### [GOAL]
Determine how many lines in the entries below include "image". The reply should be that number and nothing else.

Stored items from a collection
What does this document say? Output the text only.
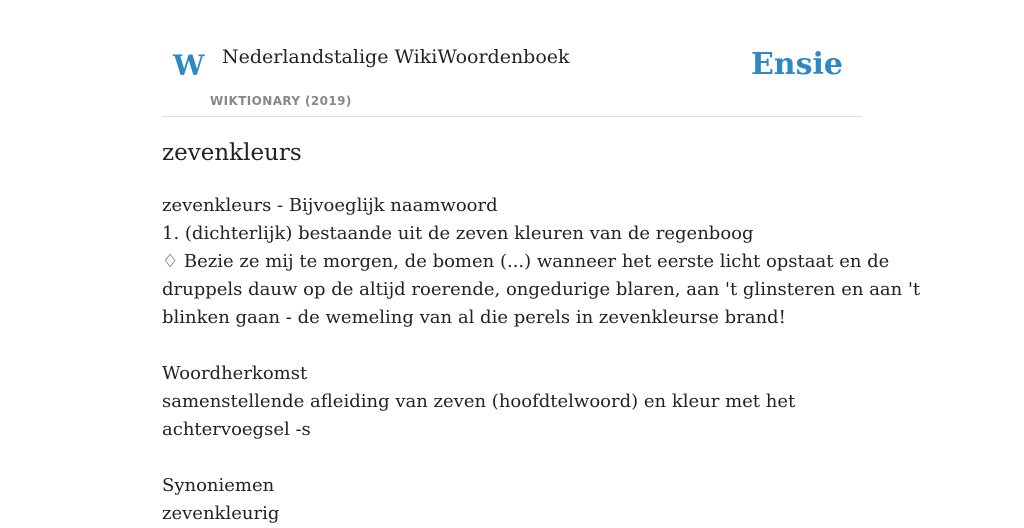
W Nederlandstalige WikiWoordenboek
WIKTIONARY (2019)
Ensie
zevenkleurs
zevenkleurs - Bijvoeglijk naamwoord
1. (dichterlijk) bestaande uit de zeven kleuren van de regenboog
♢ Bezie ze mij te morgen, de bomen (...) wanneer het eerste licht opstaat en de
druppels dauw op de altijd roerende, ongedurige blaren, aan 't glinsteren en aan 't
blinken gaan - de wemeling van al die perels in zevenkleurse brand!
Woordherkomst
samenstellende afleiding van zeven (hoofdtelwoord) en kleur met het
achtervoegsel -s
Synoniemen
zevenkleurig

* * *

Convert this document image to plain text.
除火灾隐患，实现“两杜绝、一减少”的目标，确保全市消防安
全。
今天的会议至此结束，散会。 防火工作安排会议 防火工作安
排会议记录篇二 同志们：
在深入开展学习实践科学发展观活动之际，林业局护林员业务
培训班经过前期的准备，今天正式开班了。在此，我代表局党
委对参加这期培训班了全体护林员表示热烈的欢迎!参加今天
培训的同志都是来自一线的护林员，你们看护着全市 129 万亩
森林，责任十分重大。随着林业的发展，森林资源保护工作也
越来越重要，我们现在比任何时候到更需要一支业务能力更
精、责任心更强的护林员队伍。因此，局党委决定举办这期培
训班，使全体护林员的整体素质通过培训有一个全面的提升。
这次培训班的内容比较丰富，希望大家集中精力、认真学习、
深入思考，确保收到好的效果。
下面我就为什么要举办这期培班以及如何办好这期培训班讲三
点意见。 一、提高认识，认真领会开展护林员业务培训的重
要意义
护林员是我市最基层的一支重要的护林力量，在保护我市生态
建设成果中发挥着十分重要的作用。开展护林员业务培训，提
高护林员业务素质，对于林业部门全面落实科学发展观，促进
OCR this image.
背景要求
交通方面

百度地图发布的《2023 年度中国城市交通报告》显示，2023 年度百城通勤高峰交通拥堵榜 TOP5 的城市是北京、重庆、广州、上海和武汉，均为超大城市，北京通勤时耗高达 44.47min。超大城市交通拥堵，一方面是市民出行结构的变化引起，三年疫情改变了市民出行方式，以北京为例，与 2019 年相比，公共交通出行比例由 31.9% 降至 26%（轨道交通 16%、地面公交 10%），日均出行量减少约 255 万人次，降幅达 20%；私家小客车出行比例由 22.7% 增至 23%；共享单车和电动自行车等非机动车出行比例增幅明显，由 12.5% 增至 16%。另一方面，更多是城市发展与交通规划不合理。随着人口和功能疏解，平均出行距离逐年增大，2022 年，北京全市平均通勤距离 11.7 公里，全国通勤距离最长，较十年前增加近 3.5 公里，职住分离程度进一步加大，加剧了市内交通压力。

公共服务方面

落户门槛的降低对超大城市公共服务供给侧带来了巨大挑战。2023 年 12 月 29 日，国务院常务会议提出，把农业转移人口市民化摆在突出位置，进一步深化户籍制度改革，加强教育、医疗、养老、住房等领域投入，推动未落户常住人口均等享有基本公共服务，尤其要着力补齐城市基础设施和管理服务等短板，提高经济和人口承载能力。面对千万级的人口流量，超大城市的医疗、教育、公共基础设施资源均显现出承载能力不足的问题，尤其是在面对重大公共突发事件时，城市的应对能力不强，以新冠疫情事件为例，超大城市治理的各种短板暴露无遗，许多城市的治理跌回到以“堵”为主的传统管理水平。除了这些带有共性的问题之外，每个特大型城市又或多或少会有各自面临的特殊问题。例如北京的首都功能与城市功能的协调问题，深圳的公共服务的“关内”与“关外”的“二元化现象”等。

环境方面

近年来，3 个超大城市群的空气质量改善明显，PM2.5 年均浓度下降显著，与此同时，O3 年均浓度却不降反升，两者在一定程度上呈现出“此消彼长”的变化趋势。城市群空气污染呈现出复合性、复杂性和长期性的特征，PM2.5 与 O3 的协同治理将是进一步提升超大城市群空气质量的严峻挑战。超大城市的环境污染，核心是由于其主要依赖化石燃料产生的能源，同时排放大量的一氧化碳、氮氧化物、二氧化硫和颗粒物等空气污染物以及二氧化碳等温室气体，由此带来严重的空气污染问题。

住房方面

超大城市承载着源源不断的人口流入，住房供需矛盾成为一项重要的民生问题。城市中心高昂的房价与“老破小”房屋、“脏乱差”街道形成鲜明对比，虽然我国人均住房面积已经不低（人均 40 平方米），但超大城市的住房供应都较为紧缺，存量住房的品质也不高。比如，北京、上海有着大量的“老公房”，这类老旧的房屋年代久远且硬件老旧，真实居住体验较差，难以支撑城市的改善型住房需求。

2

### [RESPONSE TO THIS EXERCISE]
2